## Set task
Skip the pictures and repeat each line of the data exactly.

(Data excerpts)
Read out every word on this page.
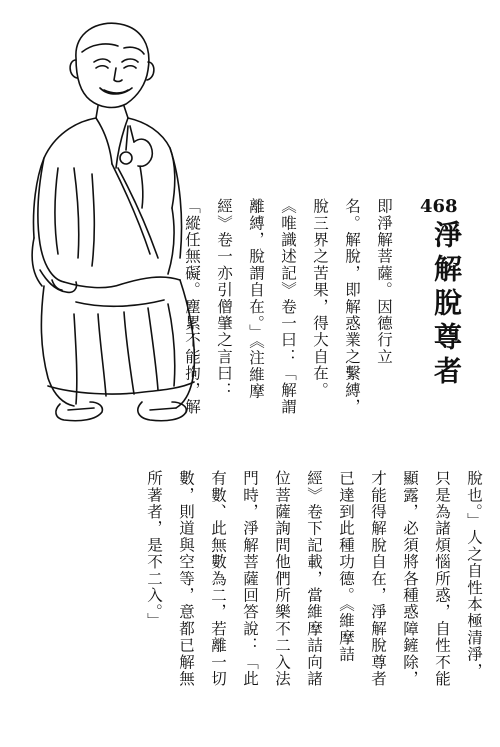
468
淨解脫尊者
即淨解菩薩。因德行立
名。解脫，即解惑業之繫縛，
脫三界之苦果，得大自在。
《唯識述記》卷一曰：「解謂
離縛，脫謂自在。」《注維摩
經》卷一亦引僧肇之言曰：
「縱任無礙。塵累不能拘，解
脫也。」人之自性本極清淨，
只是為諸煩惱所惑，自性不能
顯露，必須將各種惑障鏟除，
才能得解脫自在，淨解脫尊者
已達到此種功德。《維摩詰
經》卷下記載，當維摩詰向諸
位菩薩詢問他們所樂不二入法
門時，淨解菩薩回答說：「此
有數、此無數為二，若離一切
數，則道與空等，意都已解無
所著者，是不二入。」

## The answer
Read out every word on this page.
468
淨解脫尊者
即淨解菩薩。因德行立
名。解脫，即解惑業之繫縛，
脫三界之苦果，得大自在。
《唯識述記》卷一曰：「解謂
離縛，脫謂自在。」《注維摩
經》卷一亦引僧肇之言曰：
「縱任無礙。塵累不能拘，解
脫也。」人之自性本極清淨，
只是為諸煩惱所惑，自性不能
顯露，必須將各種惑障鏟除，
才能得解脫自在，淨解脫尊者
已達到此種功德。《維摩詰
經》卷下記載，當維摩詰向諸
位菩薩詢問他們所樂不二入法
門時，淨解菩薩回答說：「此
有數、此無數為二，若離一切
數，則道與空等，意都已解無
所著者，是不二入。」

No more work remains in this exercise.